● Exercise goal
Return all of the lines below exactly as they are.

(Part of a data file)

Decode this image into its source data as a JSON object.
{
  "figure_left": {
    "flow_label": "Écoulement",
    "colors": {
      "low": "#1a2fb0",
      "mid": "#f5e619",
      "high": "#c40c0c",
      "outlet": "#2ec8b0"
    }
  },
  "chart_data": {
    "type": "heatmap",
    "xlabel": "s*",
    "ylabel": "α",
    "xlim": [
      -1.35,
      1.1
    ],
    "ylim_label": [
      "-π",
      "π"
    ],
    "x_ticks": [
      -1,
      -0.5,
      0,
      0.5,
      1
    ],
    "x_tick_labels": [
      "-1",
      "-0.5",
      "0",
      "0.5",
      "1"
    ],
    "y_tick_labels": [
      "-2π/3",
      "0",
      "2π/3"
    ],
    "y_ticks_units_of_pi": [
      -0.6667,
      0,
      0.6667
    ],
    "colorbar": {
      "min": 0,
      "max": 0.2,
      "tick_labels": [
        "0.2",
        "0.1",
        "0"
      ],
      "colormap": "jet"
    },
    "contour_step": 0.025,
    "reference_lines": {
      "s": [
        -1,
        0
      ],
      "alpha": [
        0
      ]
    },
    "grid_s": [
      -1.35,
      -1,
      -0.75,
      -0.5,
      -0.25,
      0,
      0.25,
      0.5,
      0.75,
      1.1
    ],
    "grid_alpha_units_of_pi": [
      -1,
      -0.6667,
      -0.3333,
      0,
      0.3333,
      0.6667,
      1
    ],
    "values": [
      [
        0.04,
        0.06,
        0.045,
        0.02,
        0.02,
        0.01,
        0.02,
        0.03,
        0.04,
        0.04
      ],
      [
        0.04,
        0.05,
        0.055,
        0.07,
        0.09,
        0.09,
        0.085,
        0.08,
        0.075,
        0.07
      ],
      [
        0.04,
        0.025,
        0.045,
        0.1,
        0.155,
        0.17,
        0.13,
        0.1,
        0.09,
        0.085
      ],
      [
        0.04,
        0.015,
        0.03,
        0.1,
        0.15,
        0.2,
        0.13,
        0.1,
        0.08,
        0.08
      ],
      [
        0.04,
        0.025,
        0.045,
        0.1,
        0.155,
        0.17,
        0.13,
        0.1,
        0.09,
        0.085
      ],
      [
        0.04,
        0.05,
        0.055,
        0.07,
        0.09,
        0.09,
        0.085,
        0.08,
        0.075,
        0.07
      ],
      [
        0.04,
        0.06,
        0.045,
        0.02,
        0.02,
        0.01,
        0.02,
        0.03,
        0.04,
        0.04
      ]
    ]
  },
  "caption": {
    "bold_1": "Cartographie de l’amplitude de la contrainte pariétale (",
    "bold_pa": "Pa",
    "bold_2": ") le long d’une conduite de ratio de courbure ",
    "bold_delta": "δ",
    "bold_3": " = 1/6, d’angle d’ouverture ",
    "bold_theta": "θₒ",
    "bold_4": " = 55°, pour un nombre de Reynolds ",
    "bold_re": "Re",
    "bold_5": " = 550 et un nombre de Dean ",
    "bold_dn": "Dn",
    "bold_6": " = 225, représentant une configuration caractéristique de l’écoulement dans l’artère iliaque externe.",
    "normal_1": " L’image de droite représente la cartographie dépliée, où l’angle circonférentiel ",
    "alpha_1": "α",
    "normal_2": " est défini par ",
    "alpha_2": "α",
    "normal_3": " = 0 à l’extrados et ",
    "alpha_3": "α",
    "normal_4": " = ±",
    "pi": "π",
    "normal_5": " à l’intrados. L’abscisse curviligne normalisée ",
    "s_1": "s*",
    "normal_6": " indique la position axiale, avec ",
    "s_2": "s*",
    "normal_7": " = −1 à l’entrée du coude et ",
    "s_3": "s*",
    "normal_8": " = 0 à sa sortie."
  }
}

● Result of the task
Decode this image into its source data as a JSON object.
{
  "figure_left": {
    "flow_label": "Écoulement",
    "colors": {
      "low": "#1a2fb0",
      "mid": "#f5e619",
      "high": "#c40c0c",
      "outlet": "#2ec8b0"
    }
  },
  "chart_data": {
    "type": "heatmap",
    "xlabel": "s*",
    "ylabel": "α",
    "xlim": [
      -1.35,
      1.1
    ],
    "ylim_label": [
      "-π",
      "π"
    ],
    "x_ticks": [
      -1,
      -0.5,
      0,
      0.5,
      1
    ],
    "x_tick_labels": [
      "-1",
      "-0.5",
      "0",
      "0.5",
      "1"
    ],
    "y_tick_labels": [
      "-2π/3",
      "0",
      "2π/3"
    ],
    "y_ticks_units_of_pi": [
      -0.6667,
      0,
      0.6667
    ],
    "colorbar": {
      "min": 0,
      "max": 0.2,
      "tick_labels": [
        "0.2",
        "0.1",
        "0"
      ],
      "colormap": "jet"
    },
    "contour_step": 0.025,
    "reference_lines": {
      "s": [
        -1,
        0
      ],
      "alpha": [
        0
      ]
    },
    "grid_s": [
      -1.35,
      -1,
      -0.75,
      -0.5,
      -0.25,
      0,
      0.25,
      0.5,
      0.75,
      1.1
    ],
    "grid_alpha_units_of_pi": [
      -1,
      -0.6667,
      -0.3333,
      0,
      0.3333,
      0.6667,
      1
    ],
    "values": [
      [
        0.04,
        0.06,
        0.045,
        0.02,
        0.02,
        0.01,
        0.02,
        0.03,
        0.04,
        0.04
      ],
      [
        0.04,
        0.05,
        0.055,
        0.07,
        0.09,
        0.09,
        0.085,
        0.08,
        0.075,
        0.07
      ],
      [
        0.04,
        0.025,
        0.045,
        0.1,
        0.155,
        0.17,
        0.13,
        0.1,
        0.09,
        0.085
      ],
      [
        0.04,
        0.015,
        0.03,
        0.1,
        0.15,
        0.2,
        0.13,
        0.1,
        0.08,
        0.08
      ],
      [
        0.04,
        0.025,
        0.045,
        0.1,
        0.155,
        0.17,
        0.13,
        0.1,
        0.09,
        0.085
      ],
      [
        0.04,
        0.05,
        0.055,
        0.07,
        0.09,
        0.09,
        0.085,
        0.08,
        0.075,
        0.07
      ],
      [
        0.04,
        0.06,
        0.045,
        0.02,
        0.02,
        0.01,
        0.02,
        0.03,
        0.04,
        0.04
      ]
    ]
  },
  "caption": {
    "bold_1": "Cartographie de l’amplitude de la contrainte pariétale (",
    "bold_pa": "Pa",
    "bold_2": ") le long d’une conduite de ratio de courbure ",
    "bold_delta": "δ",
    "bold_3": " = 1/6, d’angle d’ouverture ",
    "bold_theta": "θₒ",
    "bold_4": " = 55°, pour un nombre de Reynolds ",
    "bold_re": "Re",
    "bold_5": " = 550 et un nombre de Dean ",
    "bold_dn": "Dn",
    "bold_6": " = 225, représentant une configuration caractéristique de l’écoulement dans l’artère iliaque externe.",
    "normal_1": " L’image de droite représente la cartographie dépliée, où l’angle circonférentiel ",
    "alpha_1": "α",
    "normal_2": " est défini par ",
    "alpha_2": "α",
    "normal_3": " = 0 à l’extrados et ",
    "alpha_3": "α",
    "normal_4": " = ±",
    "pi": "π",
    "normal_5": " à l’intrados. L’abscisse curviligne normalisée ",
    "s_1": "s*",
    "normal_6": " indique la position axiale, avec ",
    "s_2": "s*",
    "normal_7": " = −1 à l’entrée du coude et ",
    "s_3": "s*",
    "normal_8": " = 0 à sa sortie."
  }
}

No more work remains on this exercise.